» Data records:
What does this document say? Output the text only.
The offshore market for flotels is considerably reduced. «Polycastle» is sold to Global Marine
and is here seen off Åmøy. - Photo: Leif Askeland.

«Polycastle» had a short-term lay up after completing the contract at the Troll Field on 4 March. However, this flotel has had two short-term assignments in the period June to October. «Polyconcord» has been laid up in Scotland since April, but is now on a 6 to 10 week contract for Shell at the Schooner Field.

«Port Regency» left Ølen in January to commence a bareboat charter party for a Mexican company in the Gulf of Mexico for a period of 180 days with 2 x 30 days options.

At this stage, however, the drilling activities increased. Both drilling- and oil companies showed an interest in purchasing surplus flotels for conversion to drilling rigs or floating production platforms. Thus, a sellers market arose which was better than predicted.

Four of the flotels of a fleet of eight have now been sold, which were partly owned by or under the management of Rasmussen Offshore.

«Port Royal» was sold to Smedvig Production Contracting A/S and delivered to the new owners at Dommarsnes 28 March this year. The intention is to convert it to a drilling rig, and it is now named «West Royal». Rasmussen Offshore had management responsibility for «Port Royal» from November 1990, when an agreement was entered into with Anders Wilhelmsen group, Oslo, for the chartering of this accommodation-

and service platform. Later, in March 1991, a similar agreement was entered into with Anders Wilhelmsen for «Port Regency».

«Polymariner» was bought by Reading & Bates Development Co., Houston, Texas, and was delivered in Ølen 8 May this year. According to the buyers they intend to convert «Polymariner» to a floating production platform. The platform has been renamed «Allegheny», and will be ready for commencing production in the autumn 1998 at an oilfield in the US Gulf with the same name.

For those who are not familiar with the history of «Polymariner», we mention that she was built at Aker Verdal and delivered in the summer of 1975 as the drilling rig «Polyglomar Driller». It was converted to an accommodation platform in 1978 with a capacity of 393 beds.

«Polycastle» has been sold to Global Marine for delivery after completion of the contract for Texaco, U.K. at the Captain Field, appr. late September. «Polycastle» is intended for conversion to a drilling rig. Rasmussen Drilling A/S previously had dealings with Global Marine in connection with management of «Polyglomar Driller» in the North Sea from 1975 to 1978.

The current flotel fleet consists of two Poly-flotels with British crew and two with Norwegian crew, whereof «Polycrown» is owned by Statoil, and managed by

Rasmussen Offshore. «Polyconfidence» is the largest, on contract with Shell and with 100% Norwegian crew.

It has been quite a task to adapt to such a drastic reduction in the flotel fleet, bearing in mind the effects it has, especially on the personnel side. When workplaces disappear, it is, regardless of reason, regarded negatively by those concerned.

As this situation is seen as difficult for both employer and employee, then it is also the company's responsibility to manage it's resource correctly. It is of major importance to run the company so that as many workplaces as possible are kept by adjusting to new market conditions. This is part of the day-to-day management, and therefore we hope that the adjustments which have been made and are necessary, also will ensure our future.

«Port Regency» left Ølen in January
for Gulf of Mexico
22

» Work required:
Recopy all the lines exactly as they appear.

» Final result:
What does this document say? Output the text only.
The offshore market for flotels is considerably reduced. «Polycastle» is sold to Global Marine
and is here seen off Åmøy. - Photo: Leif Askeland.

«Polycastle» had a short-term lay up after completing the contract at the Troll Field on 4 March. However, this flotel has had two short-term assignments in the period June to October. «Polyconcord» has been laid up in Scotland since April, but is now on a 6 to 10 week contract for Shell at the Schooner Field.

«Port Regency» left Ølen in January to commence a bareboat charter party for a Mexican company in the Gulf of Mexico for a period of 180 days with 2 x 30 days options.

At this stage, however, the drilling activities increased. Both drilling- and oil companies showed an interest in purchasing surplus flotels for conversion to drilling rigs or floating production platforms. Thus, a sellers market arose which was better than predicted.

Four of the flotels of a fleet of eight have now been sold, which were partly owned by or under the management of Rasmussen Offshore.

«Port Royal» was sold to Smedvig Production Contracting A/S and delivered to the new owners at Dommarsnes 28 March this year. The intention is to convert it to a drilling rig, and it is now named «West Royal». Rasmussen Offshore had management responsibility for «Port Royal» from November 1990, when an agreement was entered into with Anders Wilhelmsen group, Oslo, for the chartering of this accommodation-

and service platform. Later, in March 1991, a similar agreement was entered into with Anders Wilhelmsen for «Port Regency».

«Polymariner» was bought by Reading & Bates Development Co., Houston, Texas, and was delivered in Ølen 8 May this year. According to the buyers they intend to convert «Polymariner» to a floating production platform. The platform has been renamed «Allegheny», and will be ready for commencing production in the autumn 1998 at an oilfield in the US Gulf with the same name.

For those who are not familiar with the history of «Polymariner», we mention that she was built at Aker Verdal and delivered in the summer of 1975 as the drilling rig «Polyglomar Driller». It was converted to an accommodation platform in 1978 with a capacity of 393 beds.

«Polycastle» has been sold to Global Marine for delivery after completion of the contract for Texaco, U.K. at the Captain Field, appr. late September. «Polycastle» is intended for conversion to a drilling rig. Rasmussen Drilling A/S previously had dealings with Global Marine in connection with management of «Polyglomar Driller» in the North Sea from 1975 to 1978.

The current flotel fleet consists of two Poly-flotels with British crew and two with Norwegian crew, whereof «Polycrown» is owned by Statoil, and managed by

Rasmussen Offshore. «Polyconfidence» is the largest, on contract with Shell and with 100% Norwegian crew.

It has been quite a task to adapt to such a drastic reduction in the flotel fleet, bearing in mind the effects it has, especially on the personnel side. When workplaces disappear, it is, regardless of reason, regarded negatively by those concerned.

As this situation is seen as difficult for both employer and employee, then it is also the company's responsibility to manage it's resource correctly. It is of major importance to run the company so that as many workplaces as possible are kept by adjusting to new market conditions. This is part of the day-to-day management, and therefore we hope that the adjustments which have been made and are necessary, also will ensure our future.

«Port Regency» left Ølen in January
for Gulf of Mexico
22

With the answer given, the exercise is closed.